▶ Aim
Copy each line exactly.
───── Records for processing
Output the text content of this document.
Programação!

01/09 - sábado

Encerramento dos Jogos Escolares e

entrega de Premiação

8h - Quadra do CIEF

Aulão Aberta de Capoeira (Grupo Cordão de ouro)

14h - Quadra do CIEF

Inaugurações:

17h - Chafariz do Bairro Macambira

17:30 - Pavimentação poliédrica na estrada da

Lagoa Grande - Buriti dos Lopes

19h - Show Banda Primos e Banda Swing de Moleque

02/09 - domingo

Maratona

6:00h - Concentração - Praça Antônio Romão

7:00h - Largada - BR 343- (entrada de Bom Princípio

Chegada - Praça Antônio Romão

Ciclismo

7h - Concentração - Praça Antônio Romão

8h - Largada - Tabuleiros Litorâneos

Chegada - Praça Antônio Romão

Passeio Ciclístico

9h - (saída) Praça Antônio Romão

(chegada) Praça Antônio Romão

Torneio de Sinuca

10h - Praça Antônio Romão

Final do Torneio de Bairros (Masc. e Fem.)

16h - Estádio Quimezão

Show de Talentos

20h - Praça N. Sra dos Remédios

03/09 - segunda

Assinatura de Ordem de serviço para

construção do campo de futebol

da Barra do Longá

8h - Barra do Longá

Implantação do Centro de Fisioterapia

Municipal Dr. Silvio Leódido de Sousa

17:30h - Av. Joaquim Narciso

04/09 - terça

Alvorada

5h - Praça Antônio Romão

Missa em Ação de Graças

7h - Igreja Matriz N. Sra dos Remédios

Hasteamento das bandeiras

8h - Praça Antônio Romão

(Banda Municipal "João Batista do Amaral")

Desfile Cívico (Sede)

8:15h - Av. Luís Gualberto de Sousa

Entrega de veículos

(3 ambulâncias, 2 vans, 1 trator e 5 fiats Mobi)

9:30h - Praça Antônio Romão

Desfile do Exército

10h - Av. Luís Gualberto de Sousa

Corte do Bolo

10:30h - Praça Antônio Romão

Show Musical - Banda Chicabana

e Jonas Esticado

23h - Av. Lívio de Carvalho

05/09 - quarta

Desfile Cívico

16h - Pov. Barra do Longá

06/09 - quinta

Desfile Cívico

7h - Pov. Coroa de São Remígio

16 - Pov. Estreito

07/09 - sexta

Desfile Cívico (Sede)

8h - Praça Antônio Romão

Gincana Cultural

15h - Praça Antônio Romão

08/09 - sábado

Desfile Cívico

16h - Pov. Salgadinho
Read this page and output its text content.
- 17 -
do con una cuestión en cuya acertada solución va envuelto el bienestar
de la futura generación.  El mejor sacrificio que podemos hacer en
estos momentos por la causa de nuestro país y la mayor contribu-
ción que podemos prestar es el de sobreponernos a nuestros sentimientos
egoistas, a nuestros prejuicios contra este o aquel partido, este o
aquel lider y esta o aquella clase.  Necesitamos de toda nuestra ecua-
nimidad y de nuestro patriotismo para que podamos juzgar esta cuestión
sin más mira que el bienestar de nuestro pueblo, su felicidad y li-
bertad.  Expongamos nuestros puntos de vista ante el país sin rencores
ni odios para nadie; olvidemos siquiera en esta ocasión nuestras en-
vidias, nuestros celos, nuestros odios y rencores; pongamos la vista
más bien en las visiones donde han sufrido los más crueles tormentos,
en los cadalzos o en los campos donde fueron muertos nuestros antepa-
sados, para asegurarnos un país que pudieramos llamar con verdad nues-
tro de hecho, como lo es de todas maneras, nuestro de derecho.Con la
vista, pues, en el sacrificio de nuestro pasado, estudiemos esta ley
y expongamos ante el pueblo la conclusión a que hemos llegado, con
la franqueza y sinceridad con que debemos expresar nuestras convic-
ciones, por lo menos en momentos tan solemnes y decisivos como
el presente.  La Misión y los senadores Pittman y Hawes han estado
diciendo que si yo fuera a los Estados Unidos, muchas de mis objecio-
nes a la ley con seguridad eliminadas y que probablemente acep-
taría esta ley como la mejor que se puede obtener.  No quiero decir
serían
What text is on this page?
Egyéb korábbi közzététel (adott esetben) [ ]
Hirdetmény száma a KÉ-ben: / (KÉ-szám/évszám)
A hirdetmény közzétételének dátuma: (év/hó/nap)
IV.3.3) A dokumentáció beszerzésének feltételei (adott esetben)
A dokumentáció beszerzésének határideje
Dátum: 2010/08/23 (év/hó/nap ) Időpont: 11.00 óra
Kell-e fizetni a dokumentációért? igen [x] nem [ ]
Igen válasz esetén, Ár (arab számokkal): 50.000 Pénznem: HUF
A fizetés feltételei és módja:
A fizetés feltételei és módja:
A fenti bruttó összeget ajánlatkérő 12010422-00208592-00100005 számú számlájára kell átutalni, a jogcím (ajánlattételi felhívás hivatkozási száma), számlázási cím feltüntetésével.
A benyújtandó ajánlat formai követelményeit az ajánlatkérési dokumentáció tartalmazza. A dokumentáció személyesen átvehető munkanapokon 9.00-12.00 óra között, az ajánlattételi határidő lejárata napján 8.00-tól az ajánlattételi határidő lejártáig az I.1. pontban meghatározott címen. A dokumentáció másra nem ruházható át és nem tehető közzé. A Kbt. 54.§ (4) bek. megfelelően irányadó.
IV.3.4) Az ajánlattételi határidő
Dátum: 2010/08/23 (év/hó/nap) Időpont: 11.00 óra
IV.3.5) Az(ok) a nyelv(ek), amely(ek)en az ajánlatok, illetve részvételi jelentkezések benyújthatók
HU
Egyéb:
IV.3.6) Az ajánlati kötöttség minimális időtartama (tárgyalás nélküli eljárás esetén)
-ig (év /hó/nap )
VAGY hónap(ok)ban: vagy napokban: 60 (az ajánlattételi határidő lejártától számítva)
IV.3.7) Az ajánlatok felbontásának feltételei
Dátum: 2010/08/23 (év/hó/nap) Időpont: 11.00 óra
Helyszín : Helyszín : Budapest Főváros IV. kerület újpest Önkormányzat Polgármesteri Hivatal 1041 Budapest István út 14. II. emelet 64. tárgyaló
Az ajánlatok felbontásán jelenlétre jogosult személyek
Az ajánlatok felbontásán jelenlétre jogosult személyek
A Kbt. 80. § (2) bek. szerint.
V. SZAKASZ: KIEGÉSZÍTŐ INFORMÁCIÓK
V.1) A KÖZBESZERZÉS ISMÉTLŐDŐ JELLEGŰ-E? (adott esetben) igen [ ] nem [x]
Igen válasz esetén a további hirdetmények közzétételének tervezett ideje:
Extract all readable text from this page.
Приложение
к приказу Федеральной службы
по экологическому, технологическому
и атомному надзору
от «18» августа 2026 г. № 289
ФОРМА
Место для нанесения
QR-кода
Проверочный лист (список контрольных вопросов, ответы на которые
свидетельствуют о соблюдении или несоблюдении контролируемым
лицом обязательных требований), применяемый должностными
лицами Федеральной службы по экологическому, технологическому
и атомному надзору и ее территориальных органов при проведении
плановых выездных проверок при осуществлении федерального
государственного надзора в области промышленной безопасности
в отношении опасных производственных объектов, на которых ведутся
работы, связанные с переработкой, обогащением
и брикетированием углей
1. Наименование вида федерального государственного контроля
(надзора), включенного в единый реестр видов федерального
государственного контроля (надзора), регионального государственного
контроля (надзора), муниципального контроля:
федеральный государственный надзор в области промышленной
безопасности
──────────
▶ Answer to the task
Output the text content of this document.
Programação!

01/09 - sábado

Encerramento dos Jogos Escolares e

entrega de Premiação

8h - Quadra do CIEF

Aulão Aberta de Capoeira (Grupo Cordão de ouro)

14h - Quadra do CIEF

Inaugurações:

17h - Chafariz do Bairro Macambira

17:30 - Pavimentação poliédrica na estrada da

Lagoa Grande - Buriti dos Lopes

19h - Show Banda Primos e Banda Swing de Moleque

02/09 - domingo

Maratona

6:00h - Concentração - Praça Antônio Romão

7:00h - Largada - BR 343- (entrada de Bom Princípio

Chegada - Praça Antônio Romão

Ciclismo

7h - Concentração - Praça Antônio Romão

8h - Largada - Tabuleiros Litorâneos

Chegada - Praça Antônio Romão

Passeio Ciclístico

9h - (saída) Praça Antônio Romão

(chegada) Praça Antônio Romão

Torneio de Sinuca

10h - Praça Antônio Romão

Final do Torneio de Bairros (Masc. e Fem.)

16h - Estádio Quimezão

Show de Talentos

20h - Praça N. Sra dos Remédios

03/09 - segunda

Assinatura de Ordem de serviço para

construção do campo de futebol

da Barra do Longá

8h - Barra do Longá

Implantação do Centro de Fisioterapia

Municipal Dr. Silvio Leódido de Sousa

17:30h - Av. Joaquim Narciso

04/09 - terça

Alvorada

5h - Praça Antônio Romão

Missa em Ação de Graças

7h - Igreja Matriz N. Sra dos Remédios

Hasteamento das bandeiras

8h - Praça Antônio Romão

(Banda Municipal "João Batista do Amaral")

Desfile Cívico (Sede)

8:15h - Av. Luís Gualberto de Sousa

Entrega de veículos

(3 ambulâncias, 2 vans, 1 trator e 5 fiats Mobi)

9:30h - Praça Antônio Romão

Desfile do Exército

10h - Av. Luís Gualberto de Sousa

Corte do Bolo

10:30h - Praça Antônio Romão

Show Musical - Banda Chicabana

e Jonas Esticado

23h - Av. Lívio de Carvalho

05/09 - quarta

Desfile Cívico

16h - Pov. Barra do Longá

06/09 - quinta

Desfile Cívico

7h - Pov. Coroa de São Remígio

16 - Pov. Estreito

07/09 - sexta

Desfile Cívico (Sede)

8h - Praça Antônio Romão

Gincana Cultural

15h - Praça Antônio Romão

08/09 - sábado

Desfile Cívico

16h - Pov. Salgadinho
Read this page and output its text content.
- 17 -
do con una cuestión en cuya acertada solución va envuelto el bienestar
de la futura generación.  El mejor sacrificio que podemos hacer en
estos momentos por la causa de nuestro país y la mayor contribu-
ción que podemos prestar es el de sobreponernos a nuestros sentimientos
egoistas, a nuestros prejuicios contra este o aquel partido, este o
aquel lider y esta o aquella clase.  Necesitamos de toda nuestra ecua-
nimidad y de nuestro patriotismo para que podamos juzgar esta cuestión
sin más mira que el bienestar de nuestro pueblo, su felicidad y li-
bertad.  Expongamos nuestros puntos de vista ante el país sin rencores
ni odios para nadie; olvidemos siquiera en esta ocasión nuestras en-
vidias, nuestros celos, nuestros odios y rencores; pongamos la vista
más bien en las visiones donde han sufrido los más crueles tormentos,
en los cadalzos o en los campos donde fueron muertos nuestros antepa-
sados, para asegurarnos un país que pudieramos llamar con verdad nues-
tro de hecho, como lo es de todas maneras, nuestro de derecho.Con la
vista, pues, en el sacrificio de nuestro pasado, estudiemos esta ley
y expongamos ante el pueblo la conclusión a que hemos llegado, con
la franqueza y sinceridad con que debemos expresar nuestras convic-
ciones, por lo menos en momentos tan solemnes y decisivos como
el presente.  La Misión y los senadores Pittman y Hawes han estado
diciendo que si yo fuera a los Estados Unidos, muchas de mis objecio-
nes a la ley con seguridad eliminadas y que probablemente acep-
taría esta ley como la mejor que se puede obtener.  No quiero decir
serían
What text is on this page?
Egyéb korábbi közzététel (adott esetben) [ ]
Hirdetmény száma a KÉ-ben: / (KÉ-szám/évszám)
A hirdetmény közzétételének dátuma: (év/hó/nap)
IV.3.3) A dokumentáció beszerzésének feltételei (adott esetben)
A dokumentáció beszerzésének határideje
Dátum: 2010/08/23 (év/hó/nap ) Időpont: 11.00 óra
Kell-e fizetni a dokumentációért? igen [x] nem [ ]
Igen válasz esetén, Ár (arab számokkal): 50.000 Pénznem: HUF
A fizetés feltételei és módja:
A fizetés feltételei és módja:
A fenti bruttó összeget ajánlatkérő 12010422-00208592-00100005 számú számlájára kell átutalni, a jogcím (ajánlattételi felhívás hivatkozási száma), számlázási cím feltüntetésével.
A benyújtandó ajánlat formai követelményeit az ajánlatkérési dokumentáció tartalmazza. A dokumentáció személyesen átvehető munkanapokon 9.00-12.00 óra között, az ajánlattételi határidő lejárata napján 8.00-tól az ajánlattételi határidő lejártáig az I.1. pontban meghatározott címen. A dokumentáció másra nem ruházható át és nem tehető közzé. A Kbt. 54.§ (4) bek. megfelelően irányadó.
IV.3.4) Az ajánlattételi határidő
Dátum: 2010/08/23 (év/hó/nap) Időpont: 11.00 óra
IV.3.5) Az(ok) a nyelv(ek), amely(ek)en az ajánlatok, illetve részvételi jelentkezések benyújthatók
HU
Egyéb:
IV.3.6) Az ajánlati kötöttség minimális időtartama (tárgyalás nélküli eljárás esetén)
-ig (év /hó/nap )
VAGY hónap(ok)ban: vagy napokban: 60 (az ajánlattételi határidő lejártától számítva)
IV.3.7) Az ajánlatok felbontásának feltételei
Dátum: 2010/08/23 (év/hó/nap) Időpont: 11.00 óra
Helyszín : Helyszín : Budapest Főváros IV. kerület újpest Önkormányzat Polgármesteri Hivatal 1041 Budapest István út 14. II. emelet 64. tárgyaló
Az ajánlatok felbontásán jelenlétre jogosult személyek
Az ajánlatok felbontásán jelenlétre jogosult személyek
A Kbt. 80. § (2) bek. szerint.
V. SZAKASZ: KIEGÉSZÍTŐ INFORMÁCIÓK
V.1) A KÖZBESZERZÉS ISMÉTLŐDŐ JELLEGŰ-E? (adott esetben) igen [ ] nem [x]
Igen válasz esetén a további hirdetmények közzétételének tervezett ideje:
Extract all readable text from this page.
Приложение
к приказу Федеральной службы
по экологическому, технологическому
и атомному надзору
от «18» августа 2026 г. № 289
ФОРМА
Место для нанесения
QR-кода
Проверочный лист (список контрольных вопросов, ответы на которые
свидетельствуют о соблюдении или несоблюдении контролируемым
лицом обязательных требований), применяемый должностными
лицами Федеральной службы по экологическому, технологическому
и атомному надзору и ее территориальных органов при проведении
плановых выездных проверок при осуществлении федерального
государственного надзора в области промышленной безопасности
в отношении опасных производственных объектов, на которых ведутся
работы, связанные с переработкой, обогащением
и брикетированием углей
1. Наименование вида федерального государственного контроля
(надзора), включенного в единый реестр видов федерального
государственного контроля (надзора), регионального государственного
контроля (надзора), муниципального контроля:
федеральный государственный надзор в области промышленной
безопасности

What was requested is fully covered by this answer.